--- begin Excerpted data ---

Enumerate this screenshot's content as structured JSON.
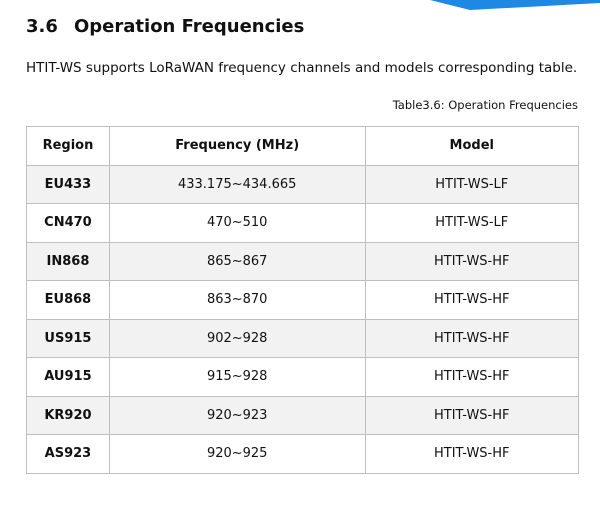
{
  "section": {
    "number": "3.6",
    "title": "Operation Frequencies"
  },
  "intro": "HTIT-WS supports LoRaWAN frequency channels and models corresponding table.",
  "caption": "Table3.6: Operation Frequencies",
  "table": {
    "header": [
      "Region",
      "Frequency (MHz)",
      "Model"
    ],
    "rows": [
      [
        "EU433",
        "433.175~434.665",
        "HTIT-WS-LF"
      ],
      [
        "CN470",
        "470~510",
        "HTIT-WS-LF"
      ],
      [
        "IN868",
        "865~867",
        "HTIT-WS-HF"
      ],
      [
        "EU868",
        "863~870",
        "HTIT-WS-HF"
      ],
      [
        "US915",
        "902~928",
        "HTIT-WS-HF"
      ],
      [
        "AU915",
        "915~928",
        "HTIT-WS-HF"
      ],
      [
        "KR920",
        "920~923",
        "HTIT-WS-HF"
      ],
      [
        "AS923",
        "920~925",
        "HTIT-WS-HF"
      ]
    ]
  }
}
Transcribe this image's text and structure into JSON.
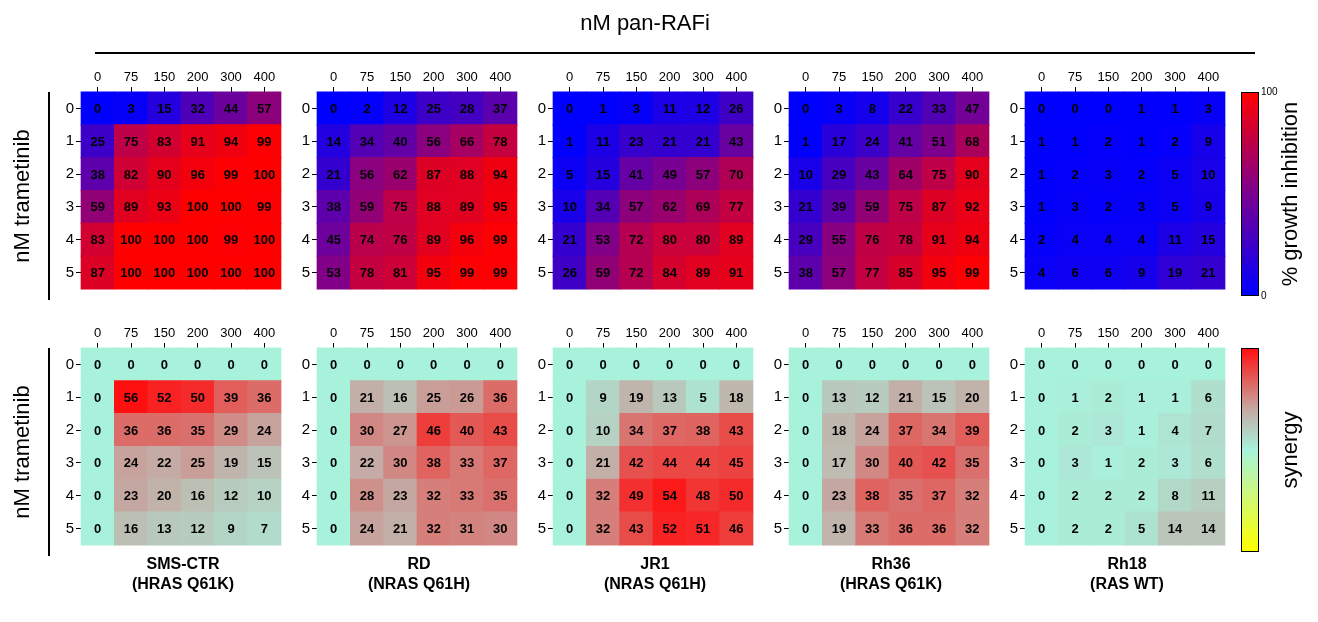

--- end Excerpted data ---

**Instructions for the task:**
Reproduce the entries above word for word. Pictures stay out.

**Task response:**
Enumerate this screenshot's content as structured JSON.
{
  "section": {
    "number": "3.6",
    "title": "Operation Frequencies"
  },
  "intro": "HTIT-WS supports LoRaWAN frequency channels and models corresponding table.",
  "caption": "Table3.6: Operation Frequencies",
  "table": {
    "header": [
      "Region",
      "Frequency (MHz)",
      "Model"
    ],
    "rows": [
      [
        "EU433",
        "433.175~434.665",
        "HTIT-WS-LF"
      ],
      [
        "CN470",
        "470~510",
        "HTIT-WS-LF"
      ],
      [
        "IN868",
        "865~867",
        "HTIT-WS-HF"
      ],
      [
        "EU868",
        "863~870",
        "HTIT-WS-HF"
      ],
      [
        "US915",
        "902~928",
        "HTIT-WS-HF"
      ],
      [
        "AU915",
        "915~928",
        "HTIT-WS-HF"
      ],
      [
        "KR920",
        "920~923",
        "HTIT-WS-HF"
      ],
      [
        "AS923",
        "920~925",
        "HTIT-WS-HF"
      ]
    ]
  }
}
Transcribe this image's text and structure into JSON.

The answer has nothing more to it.